* _Problem details_
All of the material below is to be restated word for word, apart from the pictures.

* _Dataset records_
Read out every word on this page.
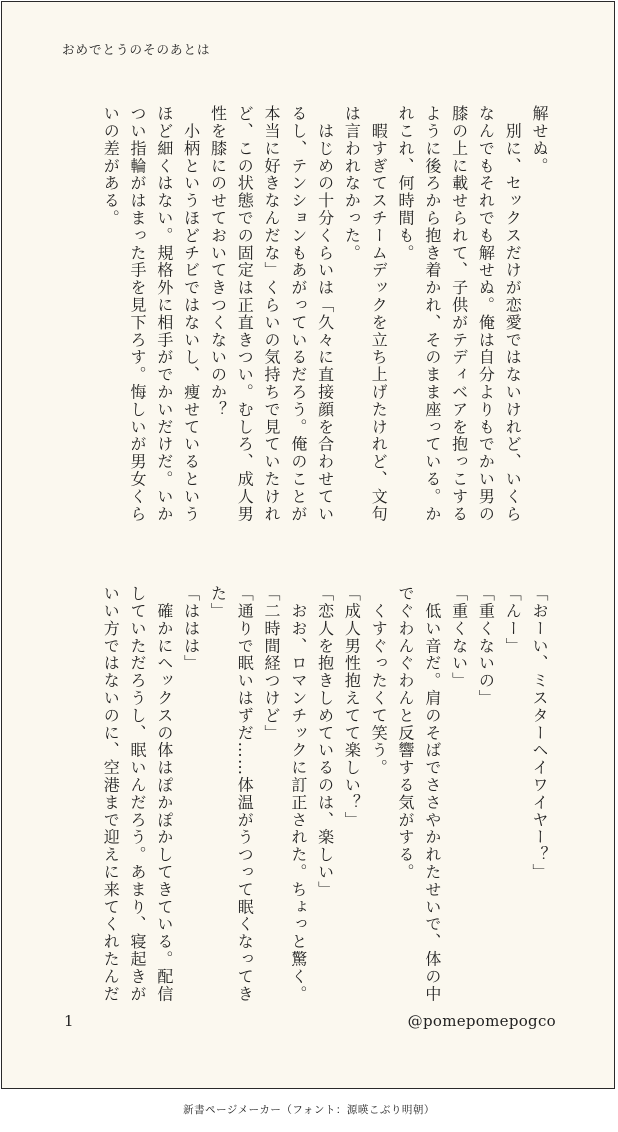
おめでとうのそのあとは

解せぬ。

　別に、セックスだけが恋愛ではないけれど、いくら

なんでもそれでも解せぬ。俺は自分よりもでかい男の

膝の上に載せられて、子供がテディベアを抱っこする

ように後ろから抱き着かれ、そのまま座っている。か

れこれ、何時間も。

　暇すぎてスチームデックを立ち上げたけれど、文句

は言われなかった。

　はじめの十分くらいは「久々に直接顔を合わせてい

るし、テンションもあがっているだろう。俺のことが

本当に好きなんだな」くらいの気持ちで見ていたけれ

ど、この状態での固定は正直きつい。むしろ、成人男

性を膝にのせておいてきつくないのか？

　小柄というほどチビではないし、痩せているという

ほど細くはない。規格外に相手がでかいだけだ。いか

つい指輪がはまった手を見下ろす。悔しいが男女くら

いの差がある。

「おーい、ミスターヘイワイヤー？」

「んー」

「重くないの」

「重くない」

　低い音だ。肩のそばでささやかれたせいで、体の中

でぐわんぐわんと反響する気がする。

　くすぐったくて笑う。

「成人男性抱えてて楽しい？」

「恋人を抱きしめているのは、楽しい」

　おお、ロマンチックに訂正された。ちょっと驚く。

「二時間経つけど」

「通りで眠いはずだ……体温がうつって眠くなってき

た」

「ははは」

　確かにヘックスの体はぽかぽかしてきている。配信

していただろうし、眠いんだろう。あまり、寝起きが

いい方ではないのに、空港まで迎えに来てくれたんだ

1	@pomepomepogco
新書ページメーカー（フォント：源暎こぶり明朝）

* _Output_
Read out every word on this page.
おめでとうのそのあとは

解せぬ。

　別に、セックスだけが恋愛ではないけれど、いくら

なんでもそれでも解せぬ。俺は自分よりもでかい男の

膝の上に載せられて、子供がテディベアを抱っこする

ように後ろから抱き着かれ、そのまま座っている。か

れこれ、何時間も。

　暇すぎてスチームデックを立ち上げたけれど、文句

は言われなかった。

　はじめの十分くらいは「久々に直接顔を合わせてい

るし、テンションもあがっているだろう。俺のことが

本当に好きなんだな」くらいの気持ちで見ていたけれ

ど、この状態での固定は正直きつい。むしろ、成人男

性を膝にのせておいてきつくないのか？

　小柄というほどチビではないし、痩せているという

ほど細くはない。規格外に相手がでかいだけだ。いか

つい指輪がはまった手を見下ろす。悔しいが男女くら

いの差がある。

「おーい、ミスターヘイワイヤー？」

「んー」

「重くないの」

「重くない」

　低い音だ。肩のそばでささやかれたせいで、体の中

でぐわんぐわんと反響する気がする。

　くすぐったくて笑う。

「成人男性抱えてて楽しい？」

「恋人を抱きしめているのは、楽しい」

　おお、ロマンチックに訂正された。ちょっと驚く。

「二時間経つけど」

「通りで眠いはずだ……体温がうつって眠くなってき

た」

「ははは」

　確かにヘックスの体はぽかぽかしてきている。配信

していただろうし、眠いんだろう。あまり、寝起きが

いい方ではないのに、空港まで迎えに来てくれたんだ

1	@pomepomepogco
新書ページメーカー（フォント：源暎こぶり明朝）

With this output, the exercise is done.